**Requirement**
Everything in the data should be repeated exactly, save for the images.
★ ★ ★ ★
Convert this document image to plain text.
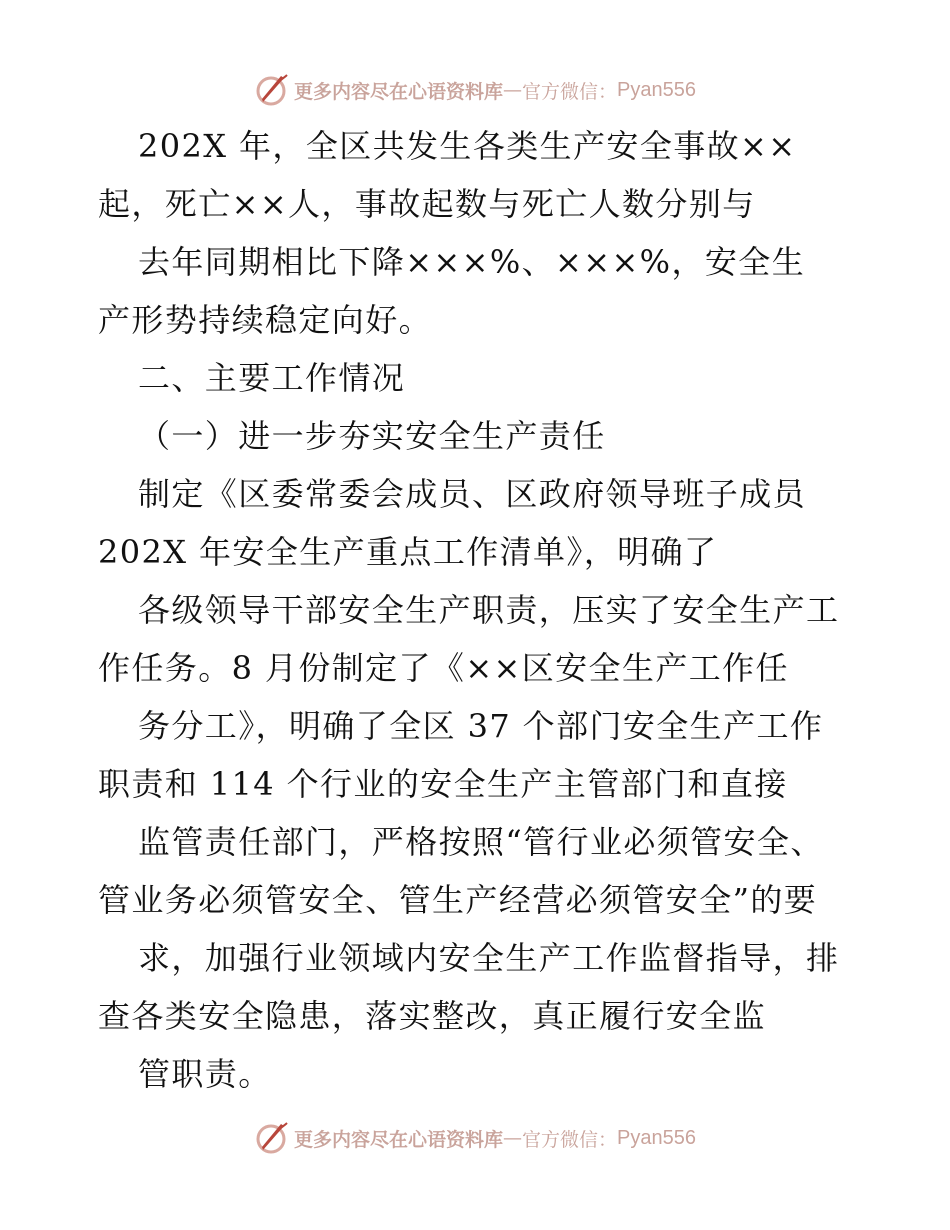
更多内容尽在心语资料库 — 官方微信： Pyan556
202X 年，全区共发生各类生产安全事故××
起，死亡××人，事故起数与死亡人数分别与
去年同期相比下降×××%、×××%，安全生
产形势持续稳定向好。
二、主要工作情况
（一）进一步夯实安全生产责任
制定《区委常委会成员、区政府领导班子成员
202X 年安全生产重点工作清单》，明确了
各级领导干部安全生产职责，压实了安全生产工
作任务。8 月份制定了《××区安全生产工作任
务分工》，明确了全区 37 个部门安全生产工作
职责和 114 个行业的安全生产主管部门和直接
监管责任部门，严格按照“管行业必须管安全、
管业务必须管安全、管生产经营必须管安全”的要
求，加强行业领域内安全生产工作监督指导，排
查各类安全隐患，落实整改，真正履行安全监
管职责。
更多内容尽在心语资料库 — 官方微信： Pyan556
★ ★ ★ ★
**Exercise result**
Convert this document image to plain text.
更多内容尽在心语资料库 — 官方微信： Pyan556
202X 年，全区共发生各类生产安全事故××
起，死亡××人，事故起数与死亡人数分别与
去年同期相比下降×××%、×××%，安全生
产形势持续稳定向好。
二、主要工作情况
（一）进一步夯实安全生产责任
制定《区委常委会成员、区政府领导班子成员
202X 年安全生产重点工作清单》，明确了
各级领导干部安全生产职责，压实了安全生产工
作任务。8 月份制定了《××区安全生产工作任
务分工》，明确了全区 37 个部门安全生产工作
职责和 114 个行业的安全生产主管部门和直接
监管责任部门，严格按照“管行业必须管安全、
管业务必须管安全、管生产经营必须管安全”的要
求，加强行业领域内安全生产工作监督指导，排
查各类安全隐患，落实整改，真正履行安全监
管职责。
更多内容尽在心语资料库 — 官方微信： Pyan556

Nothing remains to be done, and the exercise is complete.